MATERIAL PROVIDED:
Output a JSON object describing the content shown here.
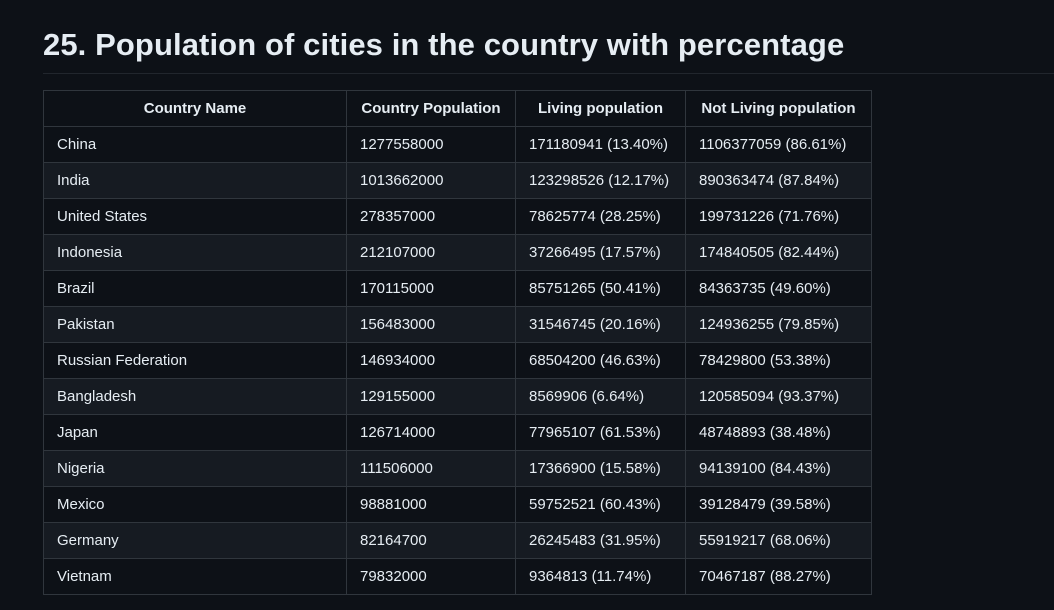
{
  "heading": "25. Population of cities in the country with percentage",
  "table": {
    "headers": [
      "Country Name",
      "Country Population",
      "Living population",
      "Not Living population"
    ],
    "rows": [
      [
        "China",
        "1277558000",
        "171180941 (13.40%)",
        "1106377059 (86.61%)"
      ],
      [
        "India",
        "1013662000",
        "123298526 (12.17%)",
        "890363474 (87.84%)"
      ],
      [
        "United States",
        "278357000",
        "78625774 (28.25%)",
        "199731226 (71.76%)"
      ],
      [
        "Indonesia",
        "212107000",
        "37266495 (17.57%)",
        "174840505 (82.44%)"
      ],
      [
        "Brazil",
        "170115000",
        "85751265 (50.41%)",
        "84363735 (49.60%)"
      ],
      [
        "Pakistan",
        "156483000",
        "31546745 (20.16%)",
        "124936255 (79.85%)"
      ],
      [
        "Russian Federation",
        "146934000",
        "68504200 (46.63%)",
        "78429800 (53.38%)"
      ],
      [
        "Bangladesh",
        "129155000",
        "8569906 (6.64%)",
        "120585094 (93.37%)"
      ],
      [
        "Japan",
        "126714000",
        "77965107 (61.53%)",
        "48748893 (38.48%)"
      ],
      [
        "Nigeria",
        "111506000",
        "17366900 (15.58%)",
        "94139100 (84.43%)"
      ],
      [
        "Mexico",
        "98881000",
        "59752521 (60.43%)",
        "39128479 (39.58%)"
      ],
      [
        "Germany",
        "82164700",
        "26245483 (31.95%)",
        "55919217 (68.06%)"
      ],
      [
        "Vietnam",
        "79832000",
        "9364813 (11.74%)",
        "70467187 (88.27%)"
      ]
    ]
  }
}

INSTRUCTION:
Transcribe the full listing above exactly as it stands, minus the pictures.

RESULT:
Output a JSON object describing the content shown here.
{
  "heading": "25. Population of cities in the country with percentage",
  "table": {
    "headers": [
      "Country Name",
      "Country Population",
      "Living population",
      "Not Living population"
    ],
    "rows": [
      [
        "China",
        "1277558000",
        "171180941 (13.40%)",
        "1106377059 (86.61%)"
      ],
      [
        "India",
        "1013662000",
        "123298526 (12.17%)",
        "890363474 (87.84%)"
      ],
      [
        "United States",
        "278357000",
        "78625774 (28.25%)",
        "199731226 (71.76%)"
      ],
      [
        "Indonesia",
        "212107000",
        "37266495 (17.57%)",
        "174840505 (82.44%)"
      ],
      [
        "Brazil",
        "170115000",
        "85751265 (50.41%)",
        "84363735 (49.60%)"
      ],
      [
        "Pakistan",
        "156483000",
        "31546745 (20.16%)",
        "124936255 (79.85%)"
      ],
      [
        "Russian Federation",
        "146934000",
        "68504200 (46.63%)",
        "78429800 (53.38%)"
      ],
      [
        "Bangladesh",
        "129155000",
        "8569906 (6.64%)",
        "120585094 (93.37%)"
      ],
      [
        "Japan",
        "126714000",
        "77965107 (61.53%)",
        "48748893 (38.48%)"
      ],
      [
        "Nigeria",
        "111506000",
        "17366900 (15.58%)",
        "94139100 (84.43%)"
      ],
      [
        "Mexico",
        "98881000",
        "59752521 (60.43%)",
        "39128479 (39.58%)"
      ],
      [
        "Germany",
        "82164700",
        "26245483 (31.95%)",
        "55919217 (68.06%)"
      ],
      [
        "Vietnam",
        "79832000",
        "9364813 (11.74%)",
        "70467187 (88.27%)"
      ]
    ]
  }
}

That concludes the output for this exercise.